- WRITTEN TASK -
Going through the material below, please gather all lines with the word "人工智能" in them.

- SUPPLIED RECORDS -
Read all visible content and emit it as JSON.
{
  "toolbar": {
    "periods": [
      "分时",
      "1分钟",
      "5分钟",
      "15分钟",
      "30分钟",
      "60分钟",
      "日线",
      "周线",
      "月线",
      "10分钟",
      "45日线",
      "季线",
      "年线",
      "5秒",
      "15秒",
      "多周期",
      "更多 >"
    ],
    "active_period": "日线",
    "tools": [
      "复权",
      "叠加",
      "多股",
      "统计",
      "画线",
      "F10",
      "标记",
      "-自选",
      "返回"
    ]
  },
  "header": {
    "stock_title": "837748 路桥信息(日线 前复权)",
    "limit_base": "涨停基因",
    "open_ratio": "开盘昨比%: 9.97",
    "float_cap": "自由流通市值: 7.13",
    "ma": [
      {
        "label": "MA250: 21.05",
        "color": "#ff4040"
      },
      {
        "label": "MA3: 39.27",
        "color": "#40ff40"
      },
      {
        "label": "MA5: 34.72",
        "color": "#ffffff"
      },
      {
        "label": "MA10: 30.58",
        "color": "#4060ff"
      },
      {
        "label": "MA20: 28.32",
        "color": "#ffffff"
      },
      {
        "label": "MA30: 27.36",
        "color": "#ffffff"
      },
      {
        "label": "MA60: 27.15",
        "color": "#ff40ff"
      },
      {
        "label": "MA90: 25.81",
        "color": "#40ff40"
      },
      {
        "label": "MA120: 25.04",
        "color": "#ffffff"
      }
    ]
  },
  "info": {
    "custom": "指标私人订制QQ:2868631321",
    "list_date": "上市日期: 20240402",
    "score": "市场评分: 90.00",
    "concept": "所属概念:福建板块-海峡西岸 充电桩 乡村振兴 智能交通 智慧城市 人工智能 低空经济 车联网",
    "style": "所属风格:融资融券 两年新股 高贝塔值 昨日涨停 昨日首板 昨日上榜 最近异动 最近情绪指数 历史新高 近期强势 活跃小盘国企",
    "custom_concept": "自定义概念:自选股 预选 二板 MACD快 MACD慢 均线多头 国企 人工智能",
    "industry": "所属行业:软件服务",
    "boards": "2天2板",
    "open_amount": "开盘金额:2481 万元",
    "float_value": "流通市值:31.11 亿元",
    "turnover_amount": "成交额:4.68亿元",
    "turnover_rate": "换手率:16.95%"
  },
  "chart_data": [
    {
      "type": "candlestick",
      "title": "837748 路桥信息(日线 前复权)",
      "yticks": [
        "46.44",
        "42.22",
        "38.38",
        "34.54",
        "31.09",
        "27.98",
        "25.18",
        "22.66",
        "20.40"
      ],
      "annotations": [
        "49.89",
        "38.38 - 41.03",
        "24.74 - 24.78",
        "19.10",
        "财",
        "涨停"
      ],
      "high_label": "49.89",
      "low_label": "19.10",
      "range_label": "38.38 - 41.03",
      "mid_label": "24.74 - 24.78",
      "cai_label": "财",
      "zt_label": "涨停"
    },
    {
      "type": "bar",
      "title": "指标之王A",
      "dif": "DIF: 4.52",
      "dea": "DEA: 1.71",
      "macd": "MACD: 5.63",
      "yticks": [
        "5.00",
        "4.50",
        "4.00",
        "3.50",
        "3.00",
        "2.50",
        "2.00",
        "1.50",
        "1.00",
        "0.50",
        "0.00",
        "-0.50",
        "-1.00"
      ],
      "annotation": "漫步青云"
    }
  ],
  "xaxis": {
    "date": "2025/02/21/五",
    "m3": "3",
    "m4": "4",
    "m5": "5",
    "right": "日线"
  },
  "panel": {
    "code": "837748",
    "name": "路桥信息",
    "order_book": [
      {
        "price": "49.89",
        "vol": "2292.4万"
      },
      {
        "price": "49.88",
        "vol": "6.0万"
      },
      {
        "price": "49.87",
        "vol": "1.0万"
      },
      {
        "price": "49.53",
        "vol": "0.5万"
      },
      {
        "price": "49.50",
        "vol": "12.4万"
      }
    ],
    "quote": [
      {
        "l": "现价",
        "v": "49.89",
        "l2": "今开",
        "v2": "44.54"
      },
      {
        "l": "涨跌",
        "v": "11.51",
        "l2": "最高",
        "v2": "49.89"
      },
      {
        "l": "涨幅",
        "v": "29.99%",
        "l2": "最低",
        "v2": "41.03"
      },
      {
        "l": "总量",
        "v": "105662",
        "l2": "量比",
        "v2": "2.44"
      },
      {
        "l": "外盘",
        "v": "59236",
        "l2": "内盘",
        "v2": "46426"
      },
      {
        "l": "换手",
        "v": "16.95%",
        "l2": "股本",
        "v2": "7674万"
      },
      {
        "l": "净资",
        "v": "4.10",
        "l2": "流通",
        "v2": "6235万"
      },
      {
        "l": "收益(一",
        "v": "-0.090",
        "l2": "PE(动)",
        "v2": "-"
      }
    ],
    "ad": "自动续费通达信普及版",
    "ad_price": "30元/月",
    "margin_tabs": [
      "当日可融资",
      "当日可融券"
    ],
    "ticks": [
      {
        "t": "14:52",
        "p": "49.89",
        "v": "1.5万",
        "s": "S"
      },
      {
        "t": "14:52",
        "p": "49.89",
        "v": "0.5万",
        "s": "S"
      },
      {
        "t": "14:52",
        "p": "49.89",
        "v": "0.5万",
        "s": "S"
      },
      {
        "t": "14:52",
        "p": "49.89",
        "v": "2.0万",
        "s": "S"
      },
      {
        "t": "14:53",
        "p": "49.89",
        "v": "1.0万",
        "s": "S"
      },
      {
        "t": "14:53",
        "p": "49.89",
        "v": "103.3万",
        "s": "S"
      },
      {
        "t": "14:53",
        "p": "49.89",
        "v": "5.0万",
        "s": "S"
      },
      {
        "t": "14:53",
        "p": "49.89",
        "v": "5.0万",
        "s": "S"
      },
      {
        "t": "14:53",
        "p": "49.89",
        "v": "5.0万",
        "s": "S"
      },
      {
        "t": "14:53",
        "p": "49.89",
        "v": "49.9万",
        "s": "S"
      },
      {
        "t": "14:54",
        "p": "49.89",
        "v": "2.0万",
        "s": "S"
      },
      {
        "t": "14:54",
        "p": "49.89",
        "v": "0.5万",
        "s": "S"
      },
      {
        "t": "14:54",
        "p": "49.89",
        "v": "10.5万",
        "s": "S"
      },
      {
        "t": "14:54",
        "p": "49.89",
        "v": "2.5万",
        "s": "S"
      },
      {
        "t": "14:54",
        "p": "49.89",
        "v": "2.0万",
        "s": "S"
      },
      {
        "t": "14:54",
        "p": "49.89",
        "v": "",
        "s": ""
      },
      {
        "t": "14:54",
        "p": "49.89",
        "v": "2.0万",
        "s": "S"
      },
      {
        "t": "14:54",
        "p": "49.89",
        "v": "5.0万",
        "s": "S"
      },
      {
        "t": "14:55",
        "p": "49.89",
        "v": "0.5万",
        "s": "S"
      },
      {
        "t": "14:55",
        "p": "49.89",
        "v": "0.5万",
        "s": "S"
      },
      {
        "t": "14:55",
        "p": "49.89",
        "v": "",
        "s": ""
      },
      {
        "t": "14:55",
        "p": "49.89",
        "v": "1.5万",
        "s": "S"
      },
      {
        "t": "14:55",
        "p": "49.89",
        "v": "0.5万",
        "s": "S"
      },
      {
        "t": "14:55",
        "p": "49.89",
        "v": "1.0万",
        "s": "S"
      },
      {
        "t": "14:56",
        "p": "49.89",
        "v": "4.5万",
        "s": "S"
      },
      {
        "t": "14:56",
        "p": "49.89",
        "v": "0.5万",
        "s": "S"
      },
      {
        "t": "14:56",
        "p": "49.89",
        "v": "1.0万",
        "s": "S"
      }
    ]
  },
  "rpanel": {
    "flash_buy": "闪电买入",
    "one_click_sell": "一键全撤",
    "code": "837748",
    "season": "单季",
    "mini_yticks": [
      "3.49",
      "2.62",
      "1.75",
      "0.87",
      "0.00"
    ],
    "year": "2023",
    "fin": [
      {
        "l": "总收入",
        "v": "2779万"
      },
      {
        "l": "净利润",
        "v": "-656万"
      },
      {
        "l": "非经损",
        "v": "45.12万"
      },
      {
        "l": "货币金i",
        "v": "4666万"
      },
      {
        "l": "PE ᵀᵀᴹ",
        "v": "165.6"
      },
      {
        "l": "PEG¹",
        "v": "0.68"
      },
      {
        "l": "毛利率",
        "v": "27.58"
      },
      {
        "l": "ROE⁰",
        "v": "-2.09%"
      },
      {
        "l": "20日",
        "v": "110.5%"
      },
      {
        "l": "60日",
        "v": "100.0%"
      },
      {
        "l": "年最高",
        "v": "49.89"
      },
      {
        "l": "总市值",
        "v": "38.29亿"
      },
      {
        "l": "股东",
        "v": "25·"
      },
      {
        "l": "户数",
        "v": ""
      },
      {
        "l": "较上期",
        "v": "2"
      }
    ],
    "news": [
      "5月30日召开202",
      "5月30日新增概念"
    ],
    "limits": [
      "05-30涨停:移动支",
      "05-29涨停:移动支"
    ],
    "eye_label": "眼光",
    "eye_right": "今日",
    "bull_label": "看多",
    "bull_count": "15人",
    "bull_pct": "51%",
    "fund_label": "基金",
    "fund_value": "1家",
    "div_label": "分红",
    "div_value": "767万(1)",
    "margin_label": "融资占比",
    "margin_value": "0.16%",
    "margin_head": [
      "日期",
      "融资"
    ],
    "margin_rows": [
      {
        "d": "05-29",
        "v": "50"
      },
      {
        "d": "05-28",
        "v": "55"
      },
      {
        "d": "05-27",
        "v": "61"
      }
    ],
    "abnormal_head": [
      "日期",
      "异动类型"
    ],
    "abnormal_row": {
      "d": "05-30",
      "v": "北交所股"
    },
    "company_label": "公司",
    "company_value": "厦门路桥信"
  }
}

- THE RESULT -
    "concept": "所属概念:福建板块-海峡西岸 充电桩 乡村振兴 智能交通 智慧城市 人工智能 低空经济 车联网",
    "custom_concept": "自定义概念:自选股 预选 二板 MACD快 MACD慢 均线多头 国企 人工智能",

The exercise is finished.